THE REQUEST:
Every entry below must appear again, exactly as written.

INFORMATION SHOWN:
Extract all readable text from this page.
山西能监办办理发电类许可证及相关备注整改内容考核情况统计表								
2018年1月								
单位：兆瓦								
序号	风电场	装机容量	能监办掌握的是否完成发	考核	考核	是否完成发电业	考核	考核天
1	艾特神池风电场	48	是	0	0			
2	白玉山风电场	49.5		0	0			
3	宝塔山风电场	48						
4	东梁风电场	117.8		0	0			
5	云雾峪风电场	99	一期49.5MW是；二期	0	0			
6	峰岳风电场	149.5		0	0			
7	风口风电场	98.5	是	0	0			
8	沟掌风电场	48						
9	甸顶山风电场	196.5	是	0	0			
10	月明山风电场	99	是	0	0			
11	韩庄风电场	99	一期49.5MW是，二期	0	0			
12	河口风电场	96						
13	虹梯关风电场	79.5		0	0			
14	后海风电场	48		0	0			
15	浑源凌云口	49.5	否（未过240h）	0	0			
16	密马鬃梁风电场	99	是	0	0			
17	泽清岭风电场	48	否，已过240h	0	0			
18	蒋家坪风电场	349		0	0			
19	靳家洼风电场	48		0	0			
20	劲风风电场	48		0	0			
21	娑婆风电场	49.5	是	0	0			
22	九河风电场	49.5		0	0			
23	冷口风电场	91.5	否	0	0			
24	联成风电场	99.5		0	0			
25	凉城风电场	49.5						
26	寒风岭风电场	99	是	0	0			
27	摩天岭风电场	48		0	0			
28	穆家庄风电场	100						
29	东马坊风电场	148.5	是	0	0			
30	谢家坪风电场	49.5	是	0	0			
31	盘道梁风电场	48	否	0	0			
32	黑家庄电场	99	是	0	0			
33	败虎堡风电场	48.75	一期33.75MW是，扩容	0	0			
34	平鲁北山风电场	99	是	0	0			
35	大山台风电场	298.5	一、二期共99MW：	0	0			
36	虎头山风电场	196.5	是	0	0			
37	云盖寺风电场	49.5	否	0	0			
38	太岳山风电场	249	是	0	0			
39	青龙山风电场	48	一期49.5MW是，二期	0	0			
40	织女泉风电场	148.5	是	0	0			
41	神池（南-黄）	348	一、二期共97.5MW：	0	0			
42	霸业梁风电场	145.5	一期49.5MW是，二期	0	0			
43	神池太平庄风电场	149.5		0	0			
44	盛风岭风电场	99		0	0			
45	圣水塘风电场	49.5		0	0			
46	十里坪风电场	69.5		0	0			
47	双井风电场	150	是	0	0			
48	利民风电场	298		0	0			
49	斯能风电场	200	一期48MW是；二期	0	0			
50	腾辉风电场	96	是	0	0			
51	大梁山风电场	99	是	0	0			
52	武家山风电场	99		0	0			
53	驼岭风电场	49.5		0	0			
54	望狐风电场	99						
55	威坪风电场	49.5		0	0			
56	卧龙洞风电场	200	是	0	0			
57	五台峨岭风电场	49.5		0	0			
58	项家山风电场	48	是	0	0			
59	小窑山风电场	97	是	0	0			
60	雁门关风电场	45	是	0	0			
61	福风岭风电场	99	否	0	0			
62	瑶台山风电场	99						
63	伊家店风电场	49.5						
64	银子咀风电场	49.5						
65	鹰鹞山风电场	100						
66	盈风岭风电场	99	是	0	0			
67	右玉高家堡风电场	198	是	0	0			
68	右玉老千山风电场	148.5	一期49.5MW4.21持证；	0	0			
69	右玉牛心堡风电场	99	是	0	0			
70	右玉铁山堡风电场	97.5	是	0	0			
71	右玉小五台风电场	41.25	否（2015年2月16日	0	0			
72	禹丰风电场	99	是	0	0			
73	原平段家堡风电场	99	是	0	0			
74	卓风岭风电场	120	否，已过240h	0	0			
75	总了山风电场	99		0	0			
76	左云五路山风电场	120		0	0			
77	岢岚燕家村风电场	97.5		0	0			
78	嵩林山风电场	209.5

ANSWER FOR THIS EXERCISE:
Extract all readable text from this page.
山西能监办办理发电类许可证及相关备注整改内容考核情况统计表								
2018年1月								
单位：兆瓦								
序号	风电场	装机容量	能监办掌握的是否完成发	考核	考核	是否完成发电业	考核	考核天
1	艾特神池风电场	48	是	0	0			
2	白玉山风电场	49.5		0	0			
3	宝塔山风电场	48						
4	东梁风电场	117.8		0	0			
5	云雾峪风电场	99	一期49.5MW是；二期	0	0			
6	峰岳风电场	149.5		0	0			
7	风口风电场	98.5	是	0	0			
8	沟掌风电场	48						
9	甸顶山风电场	196.5	是	0	0			
10	月明山风电场	99	是	0	0			
11	韩庄风电场	99	一期49.5MW是，二期	0	0			
12	河口风电场	96						
13	虹梯关风电场	79.5		0	0			
14	后海风电场	48		0	0			
15	浑源凌云口	49.5	否（未过240h）	0	0			
16	密马鬃梁风电场	99	是	0	0			
17	泽清岭风电场	48	否，已过240h	0	0			
18	蒋家坪风电场	349		0	0			
19	靳家洼风电场	48		0	0			
20	劲风风电场	48		0	0			
21	娑婆风电场	49.5	是	0	0			
22	九河风电场	49.5		0	0			
23	冷口风电场	91.5	否	0	0			
24	联成风电场	99.5		0	0			
25	凉城风电场	49.5						
26	寒风岭风电场	99	是	0	0			
27	摩天岭风电场	48		0	0			
28	穆家庄风电场	100						
29	东马坊风电场	148.5	是	0	0			
30	谢家坪风电场	49.5	是	0	0			
31	盘道梁风电场	48	否	0	0			
32	黑家庄电场	99	是	0	0			
33	败虎堡风电场	48.75	一期33.75MW是，扩容	0	0			
34	平鲁北山风电场	99	是	0	0			
35	大山台风电场	298.5	一、二期共99MW：	0	0			
36	虎头山风电场	196.5	是	0	0			
37	云盖寺风电场	49.5	否	0	0			
38	太岳山风电场	249	是	0	0			
39	青龙山风电场	48	一期49.5MW是，二期	0	0			
40	织女泉风电场	148.5	是	0	0			
41	神池（南-黄）	348	一、二期共97.5MW：	0	0			
42	霸业梁风电场	145.5	一期49.5MW是，二期	0	0			
43	神池太平庄风电场	149.5		0	0			
44	盛风岭风电场	99		0	0			
45	圣水塘风电场	49.5		0	0			
46	十里坪风电场	69.5		0	0			
47	双井风电场	150	是	0	0			
48	利民风电场	298		0	0			
49	斯能风电场	200	一期48MW是；二期	0	0			
50	腾辉风电场	96	是	0	0			
51	大梁山风电场	99	是	0	0			
52	武家山风电场	99		0	0			
53	驼岭风电场	49.5		0	0			
54	望狐风电场	99						
55	威坪风电场	49.5		0	0			
56	卧龙洞风电场	200	是	0	0			
57	五台峨岭风电场	49.5		0	0			
58	项家山风电场	48	是	0	0			
59	小窑山风电场	97	是	0	0			
60	雁门关风电场	45	是	0	0			
61	福风岭风电场	99	否	0	0			
62	瑶台山风电场	99						
63	伊家店风电场	49.5						
64	银子咀风电场	49.5						
65	鹰鹞山风电场	100						
66	盈风岭风电场	99	是	0	0			
67	右玉高家堡风电场	198	是	0	0			
68	右玉老千山风电场	148.5	一期49.5MW4.21持证；	0	0			
69	右玉牛心堡风电场	99	是	0	0			
70	右玉铁山堡风电场	97.5	是	0	0			
71	右玉小五台风电场	41.25	否（2015年2月16日	0	0			
72	禹丰风电场	99	是	0	0			
73	原平段家堡风电场	99	是	0	0			
74	卓风岭风电场	120	否，已过240h	0	0			
75	总了山风电场	99		0	0			
76	左云五路山风电场	120		0	0			
77	岢岚燕家村风电场	97.5		0	0			
78	嵩林山风电场	209.5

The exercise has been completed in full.